YOUR GOAL
Check each line of the listing below for the string "据此完成", and copy the ones that have it.
*****
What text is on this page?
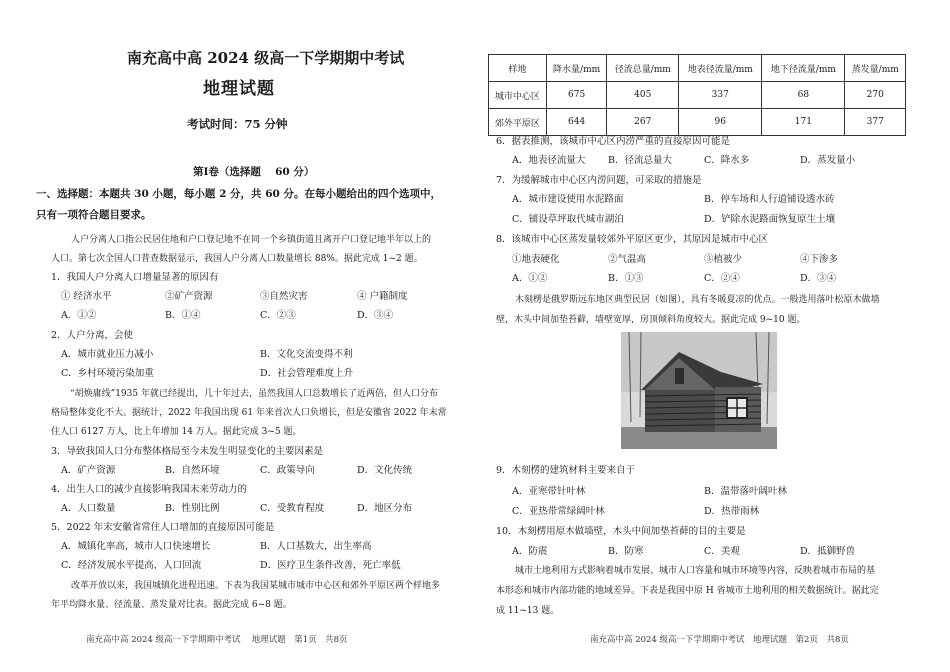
南充高中高 2024 级高一下学期期中考试
地理试题
考试时间：75 分钟
第Ⅰ卷（选择题　 60 分）
一、选择题：本题共 30 小题，每小题 2 分，共 60 分。在每小题给出的四个选项中，
只有一项符合题目要求。
人户分离人口指公民居住地和户口登记地不在同一个乡镇街道且离开户口登记地半年以上的
人口。第七次全国人口普查数据显示，我国人户分离人口数量增长 88%。据此完成 1~2 题。
1．我国人户分离人口增量显著的原因有
① 经济水平	②矿产资源	③自然灾害	④ 户籍制度
A．①②	B．①④	C．②③	D．③④
2．人户分离，会使
A．城市就业压力减小	B．文化交流变得不利
C．乡村环境污染加重	D．社会管理难度上升
“胡焕庸线”1935 年就已经提出，几十年过去，虽然我国人口总数增长了近两倍，但人口分布
格局整体变化不大。据统计，2022 年我国出现 61 年来首次人口负增长，但是安徽省 2022 年末常
住人口 6127 万人，比上年增加 14 万人。据此完成 3~5 题。
3．导致我国人口分布整体格局至今未发生明显变化的主要因素是
A．矿产资源	B．自然环境	C．政策导向	D．文化传统
4．出生人口的减少直接影响我国未来劳动力的
A．人口数量	B．性别比例	C．受教育程度	D．地区分布
5．2022 年末安徽省常住人口增加的直接原因可能是
A．城镇化率高，城市人口快速增长	B．人口基数大，出生率高
C．经济发展水平提高，人口回流	D．医疗卫生条件改善，死亡率低
改革开放以来，我国城镇化进程迅速。下表为我国某城市城市中心区和郊外平原区两个样地多
年平均降水量、径流量、蒸发量对比表。据此完成 6~8 题。
南充高中高 2024 级高一下学期期中考试　 地理试题　第1页　共8页
样地	降水量/mm	径流总量/mm	地表径流量/mm	地下径流量/mm	蒸发量/mm
城市中心区	675	405	337	68	270
郊外平原区	644	267	96	171	377
6．据表推测，该城市中心区内涝严重的直接原因可能是
A．地表径流量大 B．径流总量大	C．降水多	D．蒸发量小
7．为缓解城市中心区内涝问题，可采取的措施是
A．城市建设使用水泥路面	B．停车场和人行道铺设透水砖
C．铺设草坪取代城市湖泊	D．铲除水泥路面恢复原生土壤
8．该城市中心区蒸发量较郊外平原区更少，其原因是城市中心区
①地表硬化	②气温高	③植被少	④下渗多
A．①②	B．①③	C．②④	D．③④
木刻楞是俄罗斯远东地区典型民居（如图），具有冬暖夏凉的优点。一般选用落叶松原木做墙
壁，木头中间加垫苔藓，墙壁宽厚，房顶倾斜角度较大。据此完成 9~10 题。
9．木刻楞的建筑材料主要来自于
A．亚寒带针叶林	B．温带落叶阔叶林
C．亚热带常绿阔叶林	D．热带雨林
10．木刻楞用原木做墙壁，木头中间加垫苔藓的目的主要是
A．防震	B．防寒	C．美观	D．抵御野兽
城市土地利用方式影响着城市发展、城市人口容量和城市环境等内容，反映着城市布局的基
本形态和城市内部功能的地域差异。下表是我国中原 H 省城市土地利用的相关数据统计。据此完
成 11~13 题。
南充高中高 2024 级高一下学期期中考试　地理试题　第2页　共8页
*****
TASK RESPONSE
人口。第七次全国人口普查数据显示，我国人户分离人口数量增长 88%。据此完成 1~2 题。
住人口 6127 万人，比上年增加 14 万人。据此完成 3~5 题。
年平均降水量、径流量、蒸发量对比表。据此完成 6~8 题。
壁，木头中间加垫苔藓，墙壁宽厚，房顶倾斜角度较大。据此完成 9~10 题。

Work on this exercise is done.